----- Selected excerpt -----
It's true, although she is the first person I've seen use that argument while being equally obnoxious and condescending herself. For someone who argues the need to work out our own issues in therapy (which I don't disagree with), and who accuses the entire board of not having done that, she seems to show a remarkable lack of insight into her own issues and how she comes accross.
 
I can tell you, Dreaminterpet, that I am a clinician, primarily. Hide your children lady...

I can only hope that you come to these boards to vent and work through your hostility, and that it doesn't end up impacting your work.
 
I can only hope that you come to these boards to vent and work through your hostility, and that it doesn't end up impacting your work.

Yes, I'm sure you do...

I am certainly not cocky about my skills as a therapist though. However, I am confident about what psychology IS, and under what paradigm this profession should operate if we want penetration into the healthcare market. You are the one who seems supremely confident in your abilities, so much so that you don't need all us academics or our research telling you what is and what isn't. Is that about right?
 
It's true, although she is the first person I've seen use that argument while being equally obnoxious and condescending herself. For someone who argues the need to work out our own issues in therapy (which I don't disagree with), and who accuses the entire board of not having done that, she seems to show a remarkable lack of insight into her own issues and how she comes accross.

Projection.
 
I get a strange vibe of feminism combined with a progressive, leftist agenda here.

Maybe, but I'm not so sure; I use those same words to describe myself...well, except for the "agenda" part.
-----
Problems to solve ::
(a) Please copy the forum excerpt word for word, starting at "Yes, I'm sure" and ending at "that about right?".
(b) Answer these questions from the forum excerpt:
(i) What does the writer who addresses Dreaminterpet say they are, primarily?
(ii) What one-word reply follows the second appearance of the remark about "a remarkable lack of insight"?
(iii) In the last reply, which part of the description does the writer leave out when using those words for themselves?
----- Data shown -----
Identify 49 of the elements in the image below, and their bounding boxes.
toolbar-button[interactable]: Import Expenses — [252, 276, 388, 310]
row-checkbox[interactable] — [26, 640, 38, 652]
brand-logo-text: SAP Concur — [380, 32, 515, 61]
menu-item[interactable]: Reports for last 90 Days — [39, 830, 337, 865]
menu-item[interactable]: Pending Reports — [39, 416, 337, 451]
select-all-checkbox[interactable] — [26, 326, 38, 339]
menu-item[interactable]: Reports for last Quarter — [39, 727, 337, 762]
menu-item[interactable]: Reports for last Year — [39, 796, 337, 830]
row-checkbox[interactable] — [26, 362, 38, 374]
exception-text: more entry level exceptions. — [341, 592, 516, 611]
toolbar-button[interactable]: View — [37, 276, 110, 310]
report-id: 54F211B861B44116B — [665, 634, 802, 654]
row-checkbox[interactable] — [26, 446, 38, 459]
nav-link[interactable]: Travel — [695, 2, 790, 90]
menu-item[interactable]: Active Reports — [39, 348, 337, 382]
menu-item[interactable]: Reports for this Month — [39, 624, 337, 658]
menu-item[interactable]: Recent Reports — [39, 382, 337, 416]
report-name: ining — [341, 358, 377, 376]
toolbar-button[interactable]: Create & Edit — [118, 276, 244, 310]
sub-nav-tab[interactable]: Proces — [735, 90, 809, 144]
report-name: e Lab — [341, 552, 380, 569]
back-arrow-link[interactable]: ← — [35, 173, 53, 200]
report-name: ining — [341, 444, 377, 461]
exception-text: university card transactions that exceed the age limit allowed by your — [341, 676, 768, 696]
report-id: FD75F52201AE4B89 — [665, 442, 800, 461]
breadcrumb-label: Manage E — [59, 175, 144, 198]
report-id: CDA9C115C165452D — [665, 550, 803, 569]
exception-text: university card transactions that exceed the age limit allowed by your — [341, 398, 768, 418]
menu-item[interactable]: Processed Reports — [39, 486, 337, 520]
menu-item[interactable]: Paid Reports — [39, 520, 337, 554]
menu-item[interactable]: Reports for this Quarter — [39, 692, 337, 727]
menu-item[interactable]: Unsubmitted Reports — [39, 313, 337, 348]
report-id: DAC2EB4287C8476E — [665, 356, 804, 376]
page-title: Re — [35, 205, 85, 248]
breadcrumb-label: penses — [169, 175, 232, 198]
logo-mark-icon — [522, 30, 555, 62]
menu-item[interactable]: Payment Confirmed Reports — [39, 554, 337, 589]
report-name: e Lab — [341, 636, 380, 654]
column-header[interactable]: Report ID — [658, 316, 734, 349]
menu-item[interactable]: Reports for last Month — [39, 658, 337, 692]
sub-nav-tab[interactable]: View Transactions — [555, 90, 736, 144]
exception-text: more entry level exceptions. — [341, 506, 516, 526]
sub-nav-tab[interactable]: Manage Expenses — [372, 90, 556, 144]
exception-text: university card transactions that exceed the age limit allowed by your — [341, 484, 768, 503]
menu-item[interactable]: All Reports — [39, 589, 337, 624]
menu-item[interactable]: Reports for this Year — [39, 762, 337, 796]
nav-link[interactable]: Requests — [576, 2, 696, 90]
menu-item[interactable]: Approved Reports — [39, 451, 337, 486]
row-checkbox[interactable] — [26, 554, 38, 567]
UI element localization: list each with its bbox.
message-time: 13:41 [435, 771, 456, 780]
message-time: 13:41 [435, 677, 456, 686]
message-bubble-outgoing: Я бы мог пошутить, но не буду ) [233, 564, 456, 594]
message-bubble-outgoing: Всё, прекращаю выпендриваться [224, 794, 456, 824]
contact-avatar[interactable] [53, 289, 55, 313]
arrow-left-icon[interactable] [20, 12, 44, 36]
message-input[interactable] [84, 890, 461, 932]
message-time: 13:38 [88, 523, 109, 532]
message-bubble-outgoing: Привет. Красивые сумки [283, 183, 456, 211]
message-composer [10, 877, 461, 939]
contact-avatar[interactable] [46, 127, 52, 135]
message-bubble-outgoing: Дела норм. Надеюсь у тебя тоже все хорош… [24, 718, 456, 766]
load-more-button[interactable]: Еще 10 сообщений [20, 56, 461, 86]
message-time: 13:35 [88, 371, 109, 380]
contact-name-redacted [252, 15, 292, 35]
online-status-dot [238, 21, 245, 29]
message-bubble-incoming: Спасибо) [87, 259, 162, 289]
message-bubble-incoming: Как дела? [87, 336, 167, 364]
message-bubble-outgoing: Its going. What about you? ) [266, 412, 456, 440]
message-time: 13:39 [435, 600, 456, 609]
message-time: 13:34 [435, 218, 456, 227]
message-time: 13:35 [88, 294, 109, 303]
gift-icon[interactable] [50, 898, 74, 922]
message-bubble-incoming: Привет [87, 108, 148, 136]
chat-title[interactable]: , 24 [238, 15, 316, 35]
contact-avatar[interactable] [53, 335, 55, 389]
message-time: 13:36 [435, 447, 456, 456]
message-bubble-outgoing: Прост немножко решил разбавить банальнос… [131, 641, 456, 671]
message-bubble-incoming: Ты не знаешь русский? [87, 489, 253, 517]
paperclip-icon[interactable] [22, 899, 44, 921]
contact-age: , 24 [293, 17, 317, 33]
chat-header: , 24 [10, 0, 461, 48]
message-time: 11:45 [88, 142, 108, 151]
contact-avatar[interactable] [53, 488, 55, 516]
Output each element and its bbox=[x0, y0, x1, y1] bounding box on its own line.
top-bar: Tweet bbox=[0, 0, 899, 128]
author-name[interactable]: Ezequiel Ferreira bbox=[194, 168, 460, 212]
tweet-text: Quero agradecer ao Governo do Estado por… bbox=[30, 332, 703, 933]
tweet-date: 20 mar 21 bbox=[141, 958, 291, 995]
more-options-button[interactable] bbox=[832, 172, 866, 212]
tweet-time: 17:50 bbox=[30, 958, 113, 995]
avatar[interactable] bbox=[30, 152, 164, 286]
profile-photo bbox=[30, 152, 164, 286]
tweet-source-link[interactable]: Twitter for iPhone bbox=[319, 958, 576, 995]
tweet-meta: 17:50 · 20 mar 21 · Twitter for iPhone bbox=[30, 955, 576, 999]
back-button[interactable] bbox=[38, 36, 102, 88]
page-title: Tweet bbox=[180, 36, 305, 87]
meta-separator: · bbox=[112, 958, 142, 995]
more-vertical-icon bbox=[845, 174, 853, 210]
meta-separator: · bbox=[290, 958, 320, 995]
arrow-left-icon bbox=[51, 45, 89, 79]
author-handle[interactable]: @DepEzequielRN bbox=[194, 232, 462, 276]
-----
Answers given ::
(a)
Yes, I'm sure you do...

I am certainly not cocky about my skills as a therapist though. However, I am confident about what psychology IS, and under what paradigm this profession should operate if we want penetration into the healthcare market. You are the one who seems supremely confident in your abilities, so much so that you don't need all us academics or our research telling you what is and what isn't. Is that about right?

(b)
(i) A clinician.
(ii) Projection.
(iii) The "agenda" part.